### Instruction:
Determine the count of lines holding the string "TradingView". Return only the number.

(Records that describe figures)
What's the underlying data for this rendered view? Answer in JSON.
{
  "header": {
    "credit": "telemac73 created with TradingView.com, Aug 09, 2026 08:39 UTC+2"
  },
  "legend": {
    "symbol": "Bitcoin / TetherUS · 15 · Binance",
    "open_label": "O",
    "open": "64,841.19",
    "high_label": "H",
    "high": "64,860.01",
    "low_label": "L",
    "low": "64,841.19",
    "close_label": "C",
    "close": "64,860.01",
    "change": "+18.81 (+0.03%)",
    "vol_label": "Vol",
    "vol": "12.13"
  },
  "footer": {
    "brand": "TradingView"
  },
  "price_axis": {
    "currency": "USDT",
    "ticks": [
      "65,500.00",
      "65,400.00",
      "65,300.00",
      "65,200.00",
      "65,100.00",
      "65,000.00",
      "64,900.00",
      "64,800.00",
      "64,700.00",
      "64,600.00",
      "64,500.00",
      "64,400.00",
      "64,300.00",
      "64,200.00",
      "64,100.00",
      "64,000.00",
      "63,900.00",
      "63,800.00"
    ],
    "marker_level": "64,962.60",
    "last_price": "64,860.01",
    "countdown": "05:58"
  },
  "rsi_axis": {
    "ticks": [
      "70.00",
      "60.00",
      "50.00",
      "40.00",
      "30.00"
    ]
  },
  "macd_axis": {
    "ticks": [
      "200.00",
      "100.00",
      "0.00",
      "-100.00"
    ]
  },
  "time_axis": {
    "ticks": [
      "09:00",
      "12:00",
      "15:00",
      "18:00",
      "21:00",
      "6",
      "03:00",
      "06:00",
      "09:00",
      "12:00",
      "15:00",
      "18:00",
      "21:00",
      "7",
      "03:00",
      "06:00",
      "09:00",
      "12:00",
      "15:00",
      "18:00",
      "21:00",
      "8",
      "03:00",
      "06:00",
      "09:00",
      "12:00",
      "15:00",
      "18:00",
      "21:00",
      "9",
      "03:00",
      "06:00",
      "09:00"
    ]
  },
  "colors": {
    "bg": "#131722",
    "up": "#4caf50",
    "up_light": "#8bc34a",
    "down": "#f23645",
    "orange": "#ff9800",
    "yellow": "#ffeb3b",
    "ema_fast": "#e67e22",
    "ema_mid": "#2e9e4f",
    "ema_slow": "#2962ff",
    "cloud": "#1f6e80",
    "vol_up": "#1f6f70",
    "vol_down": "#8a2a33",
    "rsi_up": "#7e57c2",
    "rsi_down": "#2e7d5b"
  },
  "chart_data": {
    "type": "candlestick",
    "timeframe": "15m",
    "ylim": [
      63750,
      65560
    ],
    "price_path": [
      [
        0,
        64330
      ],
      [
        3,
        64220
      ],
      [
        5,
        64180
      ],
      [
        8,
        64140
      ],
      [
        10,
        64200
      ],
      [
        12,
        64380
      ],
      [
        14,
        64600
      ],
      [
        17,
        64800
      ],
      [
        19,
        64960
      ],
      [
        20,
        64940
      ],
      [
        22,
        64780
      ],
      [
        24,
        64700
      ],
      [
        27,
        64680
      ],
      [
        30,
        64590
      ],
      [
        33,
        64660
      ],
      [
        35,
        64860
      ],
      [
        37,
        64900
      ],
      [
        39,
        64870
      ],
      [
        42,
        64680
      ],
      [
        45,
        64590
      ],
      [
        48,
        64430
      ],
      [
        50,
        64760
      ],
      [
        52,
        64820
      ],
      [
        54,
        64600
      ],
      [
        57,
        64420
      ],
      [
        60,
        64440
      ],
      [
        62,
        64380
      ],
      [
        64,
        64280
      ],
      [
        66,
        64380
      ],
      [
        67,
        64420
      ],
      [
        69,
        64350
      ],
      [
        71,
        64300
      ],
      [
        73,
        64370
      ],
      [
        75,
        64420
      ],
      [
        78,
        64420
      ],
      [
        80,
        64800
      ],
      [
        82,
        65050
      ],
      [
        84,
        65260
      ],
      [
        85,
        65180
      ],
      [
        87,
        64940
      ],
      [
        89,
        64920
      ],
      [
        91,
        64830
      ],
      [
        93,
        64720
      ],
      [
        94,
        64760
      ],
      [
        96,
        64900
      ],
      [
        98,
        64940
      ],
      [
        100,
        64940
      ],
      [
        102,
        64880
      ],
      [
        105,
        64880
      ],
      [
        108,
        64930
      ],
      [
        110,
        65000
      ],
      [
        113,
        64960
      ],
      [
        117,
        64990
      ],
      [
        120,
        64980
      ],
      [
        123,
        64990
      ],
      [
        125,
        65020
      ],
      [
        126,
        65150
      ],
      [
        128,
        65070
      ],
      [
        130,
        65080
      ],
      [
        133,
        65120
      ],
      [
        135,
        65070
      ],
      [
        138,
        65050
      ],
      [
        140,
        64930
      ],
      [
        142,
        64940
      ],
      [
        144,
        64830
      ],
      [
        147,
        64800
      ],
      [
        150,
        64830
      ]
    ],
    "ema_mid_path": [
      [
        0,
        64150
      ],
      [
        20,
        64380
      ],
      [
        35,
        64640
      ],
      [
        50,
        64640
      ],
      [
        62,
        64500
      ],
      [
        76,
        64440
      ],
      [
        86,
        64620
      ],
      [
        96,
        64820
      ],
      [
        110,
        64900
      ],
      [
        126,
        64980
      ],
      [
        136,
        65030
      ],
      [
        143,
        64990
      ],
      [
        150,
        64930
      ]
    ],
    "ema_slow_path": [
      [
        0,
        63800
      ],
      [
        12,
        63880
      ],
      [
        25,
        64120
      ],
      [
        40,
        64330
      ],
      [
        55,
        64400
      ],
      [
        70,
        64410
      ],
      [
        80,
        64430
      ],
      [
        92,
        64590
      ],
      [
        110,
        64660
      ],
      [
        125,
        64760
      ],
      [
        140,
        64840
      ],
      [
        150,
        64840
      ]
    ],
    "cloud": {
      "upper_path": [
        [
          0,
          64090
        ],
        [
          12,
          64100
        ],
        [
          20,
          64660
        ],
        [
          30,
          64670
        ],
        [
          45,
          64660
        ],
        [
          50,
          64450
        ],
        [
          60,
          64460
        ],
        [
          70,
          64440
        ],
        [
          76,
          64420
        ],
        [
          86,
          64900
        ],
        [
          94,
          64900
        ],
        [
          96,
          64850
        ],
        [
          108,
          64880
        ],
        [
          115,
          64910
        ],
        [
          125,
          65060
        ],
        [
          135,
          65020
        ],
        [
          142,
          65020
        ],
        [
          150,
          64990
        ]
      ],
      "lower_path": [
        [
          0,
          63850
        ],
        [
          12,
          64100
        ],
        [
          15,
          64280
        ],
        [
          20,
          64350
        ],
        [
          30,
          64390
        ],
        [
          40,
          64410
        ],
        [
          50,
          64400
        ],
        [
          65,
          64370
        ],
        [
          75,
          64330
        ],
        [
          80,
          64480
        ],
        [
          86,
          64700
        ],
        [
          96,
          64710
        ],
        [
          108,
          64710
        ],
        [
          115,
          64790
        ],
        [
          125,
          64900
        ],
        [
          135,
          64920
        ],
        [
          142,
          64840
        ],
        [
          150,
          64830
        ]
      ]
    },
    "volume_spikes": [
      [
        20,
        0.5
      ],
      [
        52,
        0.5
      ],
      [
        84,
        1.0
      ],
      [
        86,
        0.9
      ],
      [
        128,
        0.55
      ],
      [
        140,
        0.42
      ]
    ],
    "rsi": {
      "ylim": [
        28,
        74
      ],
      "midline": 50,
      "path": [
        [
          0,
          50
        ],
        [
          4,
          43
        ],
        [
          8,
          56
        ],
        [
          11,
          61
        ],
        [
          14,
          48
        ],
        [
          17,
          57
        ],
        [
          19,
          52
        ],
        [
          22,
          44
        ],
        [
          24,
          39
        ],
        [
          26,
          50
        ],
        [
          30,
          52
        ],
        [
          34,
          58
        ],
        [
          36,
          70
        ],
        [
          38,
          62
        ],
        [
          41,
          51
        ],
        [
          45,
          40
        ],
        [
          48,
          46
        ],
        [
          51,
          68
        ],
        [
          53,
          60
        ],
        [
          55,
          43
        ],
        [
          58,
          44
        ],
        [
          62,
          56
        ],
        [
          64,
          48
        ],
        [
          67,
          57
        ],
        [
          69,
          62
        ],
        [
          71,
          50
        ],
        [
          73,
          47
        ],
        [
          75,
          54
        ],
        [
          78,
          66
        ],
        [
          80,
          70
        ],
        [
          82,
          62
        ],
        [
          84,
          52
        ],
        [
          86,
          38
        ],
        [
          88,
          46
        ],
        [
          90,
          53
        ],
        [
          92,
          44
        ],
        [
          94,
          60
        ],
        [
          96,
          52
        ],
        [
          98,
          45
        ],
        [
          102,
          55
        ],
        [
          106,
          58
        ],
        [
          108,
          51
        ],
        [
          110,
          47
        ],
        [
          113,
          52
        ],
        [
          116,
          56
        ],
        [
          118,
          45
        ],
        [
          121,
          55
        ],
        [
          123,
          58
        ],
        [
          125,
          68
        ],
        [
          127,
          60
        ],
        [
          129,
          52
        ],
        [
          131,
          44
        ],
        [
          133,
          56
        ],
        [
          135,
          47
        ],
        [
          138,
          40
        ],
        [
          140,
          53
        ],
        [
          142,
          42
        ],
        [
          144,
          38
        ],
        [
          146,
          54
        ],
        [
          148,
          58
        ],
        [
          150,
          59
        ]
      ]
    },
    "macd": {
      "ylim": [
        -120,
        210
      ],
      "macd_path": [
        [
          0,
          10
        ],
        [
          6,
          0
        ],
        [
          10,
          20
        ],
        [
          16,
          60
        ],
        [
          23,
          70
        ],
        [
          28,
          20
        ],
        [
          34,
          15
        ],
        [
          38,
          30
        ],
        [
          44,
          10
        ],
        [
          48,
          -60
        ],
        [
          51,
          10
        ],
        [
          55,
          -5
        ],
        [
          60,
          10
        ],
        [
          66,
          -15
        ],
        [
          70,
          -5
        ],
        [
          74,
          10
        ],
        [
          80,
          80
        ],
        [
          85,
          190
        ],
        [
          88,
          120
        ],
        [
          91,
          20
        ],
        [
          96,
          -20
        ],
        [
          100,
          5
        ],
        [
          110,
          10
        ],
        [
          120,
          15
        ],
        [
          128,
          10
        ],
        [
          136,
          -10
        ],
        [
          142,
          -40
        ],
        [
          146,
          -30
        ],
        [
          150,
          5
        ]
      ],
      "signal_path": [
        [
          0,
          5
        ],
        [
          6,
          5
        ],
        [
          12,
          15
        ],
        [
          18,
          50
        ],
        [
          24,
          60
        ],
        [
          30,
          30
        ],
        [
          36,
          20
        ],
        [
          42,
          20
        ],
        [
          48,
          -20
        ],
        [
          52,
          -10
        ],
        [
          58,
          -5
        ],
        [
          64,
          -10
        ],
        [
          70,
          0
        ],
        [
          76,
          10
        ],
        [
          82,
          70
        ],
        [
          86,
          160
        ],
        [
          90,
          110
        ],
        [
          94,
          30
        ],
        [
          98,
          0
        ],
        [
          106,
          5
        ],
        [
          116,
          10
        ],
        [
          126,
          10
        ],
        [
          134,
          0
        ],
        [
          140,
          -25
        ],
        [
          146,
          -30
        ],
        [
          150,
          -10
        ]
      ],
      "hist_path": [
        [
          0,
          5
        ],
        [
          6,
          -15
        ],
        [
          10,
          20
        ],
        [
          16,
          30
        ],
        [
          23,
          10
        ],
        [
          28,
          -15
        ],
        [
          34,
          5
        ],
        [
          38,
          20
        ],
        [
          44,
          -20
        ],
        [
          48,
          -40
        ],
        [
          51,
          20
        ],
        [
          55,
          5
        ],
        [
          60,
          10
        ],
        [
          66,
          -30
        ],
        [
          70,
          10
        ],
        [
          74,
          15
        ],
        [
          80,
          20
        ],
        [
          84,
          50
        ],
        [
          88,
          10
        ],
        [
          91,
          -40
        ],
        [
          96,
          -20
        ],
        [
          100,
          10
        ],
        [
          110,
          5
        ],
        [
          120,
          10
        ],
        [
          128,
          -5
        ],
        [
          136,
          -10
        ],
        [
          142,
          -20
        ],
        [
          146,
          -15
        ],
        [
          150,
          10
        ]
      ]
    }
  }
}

### Solution below:
2